◆ WHAT IS EXPECTED ◆
Copy out every line exactly as given.
── DATASET
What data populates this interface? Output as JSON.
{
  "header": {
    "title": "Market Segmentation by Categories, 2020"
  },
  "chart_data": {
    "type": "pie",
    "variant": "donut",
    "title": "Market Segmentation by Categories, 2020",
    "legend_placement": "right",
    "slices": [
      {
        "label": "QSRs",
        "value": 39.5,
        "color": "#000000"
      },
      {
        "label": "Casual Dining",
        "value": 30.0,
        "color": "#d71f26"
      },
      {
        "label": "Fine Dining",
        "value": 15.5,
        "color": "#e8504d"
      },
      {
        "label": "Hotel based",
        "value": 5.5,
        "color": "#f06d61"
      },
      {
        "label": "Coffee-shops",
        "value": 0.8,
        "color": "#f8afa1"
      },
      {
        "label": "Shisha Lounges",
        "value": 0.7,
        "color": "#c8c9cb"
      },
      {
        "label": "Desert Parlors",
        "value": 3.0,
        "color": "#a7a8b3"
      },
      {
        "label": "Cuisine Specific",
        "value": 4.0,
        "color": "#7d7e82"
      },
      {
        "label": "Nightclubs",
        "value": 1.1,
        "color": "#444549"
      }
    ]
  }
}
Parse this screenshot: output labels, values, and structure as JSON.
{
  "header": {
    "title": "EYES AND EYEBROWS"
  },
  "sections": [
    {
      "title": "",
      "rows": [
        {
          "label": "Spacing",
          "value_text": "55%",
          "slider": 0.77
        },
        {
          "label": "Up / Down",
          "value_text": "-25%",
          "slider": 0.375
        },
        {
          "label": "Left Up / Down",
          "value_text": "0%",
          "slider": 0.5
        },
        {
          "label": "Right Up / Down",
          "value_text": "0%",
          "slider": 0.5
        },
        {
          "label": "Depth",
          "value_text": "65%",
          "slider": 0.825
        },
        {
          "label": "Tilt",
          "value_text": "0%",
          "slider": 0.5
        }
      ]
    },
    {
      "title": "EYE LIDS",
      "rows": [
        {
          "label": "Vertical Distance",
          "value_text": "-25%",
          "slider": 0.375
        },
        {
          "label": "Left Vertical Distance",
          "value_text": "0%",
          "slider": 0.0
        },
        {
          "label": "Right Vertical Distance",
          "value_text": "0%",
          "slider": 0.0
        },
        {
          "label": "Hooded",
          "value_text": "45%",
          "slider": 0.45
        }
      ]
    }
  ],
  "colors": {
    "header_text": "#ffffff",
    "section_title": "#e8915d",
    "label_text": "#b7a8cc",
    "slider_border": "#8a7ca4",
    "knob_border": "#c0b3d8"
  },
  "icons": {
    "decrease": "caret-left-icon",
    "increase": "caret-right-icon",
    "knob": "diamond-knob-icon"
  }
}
────
◆ FINISHED EXERCISE ◆
What data populates this interface? Output as JSON.
{
  "header": {
    "title": "Market Segmentation by Categories, 2020"
  },
  "chart_data": {
    "type": "pie",
    "variant": "donut",
    "title": "Market Segmentation by Categories, 2020",
    "legend_placement": "right",
    "slices": [
      {
        "label": "QSRs",
        "value": 39.5,
        "color": "#000000"
      },
      {
        "label": "Casual Dining",
        "value": 30.0,
        "color": "#d71f26"
      },
      {
        "label": "Fine Dining",
        "value": 15.5,
        "color": "#e8504d"
      },
      {
        "label": "Hotel based",
        "value": 5.5,
        "color": "#f06d61"
      },
      {
        "label": "Coffee-shops",
        "value": 0.8,
        "color": "#f8afa1"
      },
      {
        "label": "Shisha Lounges",
        "value": 0.7,
        "color": "#c8c9cb"
      },
      {
        "label": "Desert Parlors",
        "value": 3.0,
        "color": "#a7a8b3"
      },
      {
        "label": "Cuisine Specific",
        "value": 4.0,
        "color": "#7d7e82"
      },
      {
        "label": "Nightclubs",
        "value": 1.1,
        "color": "#444549"
      }
    ]
  }
}
Parse this screenshot: output labels, values, and structure as JSON.
{
  "header": {
    "title": "EYES AND EYEBROWS"
  },
  "sections": [
    {
      "title": "",
      "rows": [
        {
          "label": "Spacing",
          "value_text": "55%",
          "slider": 0.77
        },
        {
          "label": "Up / Down",
          "value_text": "-25%",
          "slider": 0.375
        },
        {
          "label": "Left Up / Down",
          "value_text": "0%",
          "slider": 0.5
        },
        {
          "label": "Right Up / Down",
          "value_text": "0%",
          "slider": 0.5
        },
        {
          "label": "Depth",
          "value_text": "65%",
          "slider": 0.825
        },
        {
          "label": "Tilt",
          "value_text": "0%",
          "slider": 0.5
        }
      ]
    },
    {
      "title": "EYE LIDS",
      "rows": [
        {
          "label": "Vertical Distance",
          "value_text": "-25%",
          "slider": 0.375
        },
        {
          "label": "Left Vertical Distance",
          "value_text": "0%",
          "slider": 0.0
        },
        {
          "label": "Right Vertical Distance",
          "value_text": "0%",
          "slider": 0.0
        },
        {
          "label": "Hooded",
          "value_text": "45%",
          "slider": 0.45
        }
      ]
    }
  ],
  "colors": {
    "header_text": "#ffffff",
    "section_title": "#e8915d",
    "label_text": "#b7a8cc",
    "slider_border": "#8a7ca4",
    "knob_border": "#c0b3d8"
  },
  "icons": {
    "decrease": "caret-left-icon",
    "increase": "caret-right-icon",
    "knob": "diamond-knob-icon"
  }
}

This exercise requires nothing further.